**Work to complete:** Copy out all the data, word for word.

**Data supplied:**

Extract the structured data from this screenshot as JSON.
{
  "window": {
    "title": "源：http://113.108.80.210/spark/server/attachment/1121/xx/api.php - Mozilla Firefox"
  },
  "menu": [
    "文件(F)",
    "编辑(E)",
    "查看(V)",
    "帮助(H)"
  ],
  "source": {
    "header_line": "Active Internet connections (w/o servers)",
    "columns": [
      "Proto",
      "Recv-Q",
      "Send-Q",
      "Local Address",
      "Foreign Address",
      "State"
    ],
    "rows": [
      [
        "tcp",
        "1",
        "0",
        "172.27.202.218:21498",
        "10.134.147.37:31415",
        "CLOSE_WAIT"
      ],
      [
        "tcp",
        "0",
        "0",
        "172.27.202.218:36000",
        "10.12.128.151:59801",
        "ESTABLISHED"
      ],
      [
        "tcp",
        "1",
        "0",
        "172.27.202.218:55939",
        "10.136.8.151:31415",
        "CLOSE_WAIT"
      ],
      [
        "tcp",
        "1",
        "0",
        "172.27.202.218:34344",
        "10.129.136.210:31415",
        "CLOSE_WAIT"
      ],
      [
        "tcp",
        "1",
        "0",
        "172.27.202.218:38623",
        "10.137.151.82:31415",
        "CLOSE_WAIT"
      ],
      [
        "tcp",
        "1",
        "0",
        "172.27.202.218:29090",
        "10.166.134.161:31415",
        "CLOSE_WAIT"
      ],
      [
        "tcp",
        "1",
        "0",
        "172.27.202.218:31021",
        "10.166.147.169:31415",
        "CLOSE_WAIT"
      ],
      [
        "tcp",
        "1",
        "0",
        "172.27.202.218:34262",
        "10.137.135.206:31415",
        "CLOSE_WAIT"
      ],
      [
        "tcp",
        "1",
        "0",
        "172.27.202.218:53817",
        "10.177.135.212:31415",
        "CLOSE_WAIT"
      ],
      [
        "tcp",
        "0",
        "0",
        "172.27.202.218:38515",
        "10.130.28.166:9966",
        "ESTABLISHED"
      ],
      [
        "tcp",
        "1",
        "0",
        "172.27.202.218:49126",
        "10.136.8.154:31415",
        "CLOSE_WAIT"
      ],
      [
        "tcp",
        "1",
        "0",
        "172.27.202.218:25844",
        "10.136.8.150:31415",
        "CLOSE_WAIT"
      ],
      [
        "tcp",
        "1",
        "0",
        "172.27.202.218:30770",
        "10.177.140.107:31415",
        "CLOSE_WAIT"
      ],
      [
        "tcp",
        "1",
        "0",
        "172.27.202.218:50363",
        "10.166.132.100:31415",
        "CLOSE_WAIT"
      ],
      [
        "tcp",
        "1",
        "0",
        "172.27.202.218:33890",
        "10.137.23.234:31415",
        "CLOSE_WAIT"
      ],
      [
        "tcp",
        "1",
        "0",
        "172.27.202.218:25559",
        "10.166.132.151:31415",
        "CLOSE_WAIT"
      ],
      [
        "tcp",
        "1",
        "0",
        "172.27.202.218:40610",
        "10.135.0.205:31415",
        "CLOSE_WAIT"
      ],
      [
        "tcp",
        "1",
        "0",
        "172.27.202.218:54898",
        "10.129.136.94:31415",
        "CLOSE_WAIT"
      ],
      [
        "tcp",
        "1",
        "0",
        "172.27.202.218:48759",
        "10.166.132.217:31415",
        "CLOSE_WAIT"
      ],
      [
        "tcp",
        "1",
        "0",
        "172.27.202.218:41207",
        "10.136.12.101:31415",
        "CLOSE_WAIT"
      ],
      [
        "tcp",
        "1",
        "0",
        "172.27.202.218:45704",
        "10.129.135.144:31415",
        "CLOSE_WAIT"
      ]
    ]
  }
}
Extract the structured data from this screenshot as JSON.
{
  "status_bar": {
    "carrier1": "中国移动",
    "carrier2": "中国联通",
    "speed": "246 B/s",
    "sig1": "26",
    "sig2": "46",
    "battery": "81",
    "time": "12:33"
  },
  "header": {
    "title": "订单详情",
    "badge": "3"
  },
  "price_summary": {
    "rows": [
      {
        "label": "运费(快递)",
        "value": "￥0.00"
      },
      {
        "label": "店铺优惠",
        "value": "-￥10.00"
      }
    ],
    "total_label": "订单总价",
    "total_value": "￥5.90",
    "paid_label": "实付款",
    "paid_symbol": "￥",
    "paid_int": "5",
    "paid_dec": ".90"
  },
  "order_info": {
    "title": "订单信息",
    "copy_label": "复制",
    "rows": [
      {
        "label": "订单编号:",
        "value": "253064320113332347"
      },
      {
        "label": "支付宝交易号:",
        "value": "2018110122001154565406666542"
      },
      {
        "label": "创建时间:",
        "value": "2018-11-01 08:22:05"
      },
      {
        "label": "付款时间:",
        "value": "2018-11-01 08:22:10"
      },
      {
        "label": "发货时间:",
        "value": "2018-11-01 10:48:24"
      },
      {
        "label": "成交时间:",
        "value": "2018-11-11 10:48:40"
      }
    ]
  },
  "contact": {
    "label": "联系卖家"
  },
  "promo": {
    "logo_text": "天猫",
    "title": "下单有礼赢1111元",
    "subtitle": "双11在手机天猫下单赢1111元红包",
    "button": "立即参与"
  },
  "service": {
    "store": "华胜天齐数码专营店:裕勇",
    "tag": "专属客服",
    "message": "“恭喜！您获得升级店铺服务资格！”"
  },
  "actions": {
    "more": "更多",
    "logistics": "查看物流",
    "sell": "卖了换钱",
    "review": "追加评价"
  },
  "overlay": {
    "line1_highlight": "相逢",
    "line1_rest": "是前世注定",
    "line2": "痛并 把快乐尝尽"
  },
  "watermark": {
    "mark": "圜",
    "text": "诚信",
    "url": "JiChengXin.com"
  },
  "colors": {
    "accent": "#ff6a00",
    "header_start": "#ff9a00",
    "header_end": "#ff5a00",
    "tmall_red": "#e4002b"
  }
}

**Written answer:**
Extract the structured data from this screenshot as JSON.
{
  "window": {
    "title": "源：http://113.108.80.210/spark/server/attachment/1121/xx/api.php - Mozilla Firefox"
  },
  "menu": [
    "文件(F)",
    "编辑(E)",
    "查看(V)",
    "帮助(H)"
  ],
  "source": {
    "header_line": "Active Internet connections (w/o servers)",
    "columns": [
      "Proto",
      "Recv-Q",
      "Send-Q",
      "Local Address",
      "Foreign Address",
      "State"
    ],
    "rows": [
      [
        "tcp",
        "1",
        "0",
        "172.27.202.218:21498",
        "10.134.147.37:31415",
        "CLOSE_WAIT"
      ],
      [
        "tcp",
        "0",
        "0",
        "172.27.202.218:36000",
        "10.12.128.151:59801",
        "ESTABLISHED"
      ],
      [
        "tcp",
        "1",
        "0",
        "172.27.202.218:55939",
        "10.136.8.151:31415",
        "CLOSE_WAIT"
      ],
      [
        "tcp",
        "1",
        "0",
        "172.27.202.218:34344",
        "10.129.136.210:31415",
        "CLOSE_WAIT"
      ],
      [
        "tcp",
        "1",
        "0",
        "172.27.202.218:38623",
        "10.137.151.82:31415",
        "CLOSE_WAIT"
      ],
      [
        "tcp",
        "1",
        "0",
        "172.27.202.218:29090",
        "10.166.134.161:31415",
        "CLOSE_WAIT"
      ],
      [
        "tcp",
        "1",
        "0",
        "172.27.202.218:31021",
        "10.166.147.169:31415",
        "CLOSE_WAIT"
      ],
      [
        "tcp",
        "1",
        "0",
        "172.27.202.218:34262",
        "10.137.135.206:31415",
        "CLOSE_WAIT"
      ],
      [
        "tcp",
        "1",
        "0",
        "172.27.202.218:53817",
        "10.177.135.212:31415",
        "CLOSE_WAIT"
      ],
      [
        "tcp",
        "0",
        "0",
        "172.27.202.218:38515",
        "10.130.28.166:9966",
        "ESTABLISHED"
      ],
      [
        "tcp",
        "1",
        "0",
        "172.27.202.218:49126",
        "10.136.8.154:31415",
        "CLOSE_WAIT"
      ],
      [
        "tcp",
        "1",
        "0",
        "172.27.202.218:25844",
        "10.136.8.150:31415",
        "CLOSE_WAIT"
      ],
      [
        "tcp",
        "1",
        "0",
        "172.27.202.218:30770",
        "10.177.140.107:31415",
        "CLOSE_WAIT"
      ],
      [
        "tcp",
        "1",
        "0",
        "172.27.202.218:50363",
        "10.166.132.100:31415",
        "CLOSE_WAIT"
      ],
      [
        "tcp",
        "1",
        "0",
        "172.27.202.218:33890",
        "10.137.23.234:31415",
        "CLOSE_WAIT"
      ],
      [
        "tcp",
        "1",
        "0",
        "172.27.202.218:25559",
        "10.166.132.151:31415",
        "CLOSE_WAIT"
      ],
      [
        "tcp",
        "1",
        "0",
        "172.27.202.218:40610",
        "10.135.0.205:31415",
        "CLOSE_WAIT"
      ],
      [
        "tcp",
        "1",
        "0",
        "172.27.202.218:54898",
        "10.129.136.94:31415",
        "CLOSE_WAIT"
      ],
      [
        "tcp",
        "1",
        "0",
        "172.27.202.218:48759",
        "10.166.132.217:31415",
        "CLOSE_WAIT"
      ],
      [
        "tcp",
        "1",
        "0",
        "172.27.202.218:41207",
        "10.136.12.101:31415",
        "CLOSE_WAIT"
      ],
      [
        "tcp",
        "1",
        "0",
        "172.27.202.218:45704",
        "10.129.135.144:31415",
        "CLOSE_WAIT"
      ]
    ]
  }
}
Extract the structured data from this screenshot as JSON.
{
  "status_bar": {
    "carrier1": "中国移动",
    "carrier2": "中国联通",
    "speed": "246 B/s",
    "sig1": "26",
    "sig2": "46",
    "battery": "81",
    "time": "12:33"
  },
  "header": {
    "title": "订单详情",
    "badge": "3"
  },
  "price_summary": {
    "rows": [
      {
        "label": "运费(快递)",
        "value": "￥0.00"
      },
      {
        "label": "店铺优惠",
        "value": "-￥10.00"
      }
    ],
    "total_label": "订单总价",
    "total_value": "￥5.90",
    "paid_label": "实付款",
    "paid_symbol": "￥",
    "paid_int": "5",
    "paid_dec": ".90"
  },
  "order_info": {
    "title": "订单信息",
    "copy_label": "复制",
    "rows": [
      {
        "label": "订单编号:",
        "value": "253064320113332347"
      },
      {
        "label": "支付宝交易号:",
        "value": "2018110122001154565406666542"
      },
      {
        "label": "创建时间:",
        "value": "2018-11-01 08:22:05"
      },
      {
        "label": "付款时间:",
        "value": "2018-11-01 08:22:10"
      },
      {
        "label": "发货时间:",
        "value": "2018-11-01 10:48:24"
      },
      {
        "label": "成交时间:",
        "value": "2018-11-11 10:48:40"
      }
    ]
  },
  "contact": {
    "label": "联系卖家"
  },
  "promo": {
    "logo_text": "天猫",
    "title": "下单有礼赢1111元",
    "subtitle": "双11在手机天猫下单赢1111元红包",
    "button": "立即参与"
  },
  "service": {
    "store": "华胜天齐数码专营店:裕勇",
    "tag": "专属客服",
    "message": "“恭喜！您获得升级店铺服务资格！”"
  },
  "actions": {
    "more": "更多",
    "logistics": "查看物流",
    "sell": "卖了换钱",
    "review": "追加评价"
  },
  "overlay": {
    "line1_highlight": "相逢",
    "line1_rest": "是前世注定",
    "line2": "痛并 把快乐尝尽"
  },
  "watermark": {
    "mark": "圜",
    "text": "诚信",
    "url": "JiChengXin.com"
  },
  "colors": {
    "accent": "#ff6a00",
    "header_start": "#ff9a00",
    "header_end": "#ff5a00",
    "tmall_red": "#e4002b"
  }
}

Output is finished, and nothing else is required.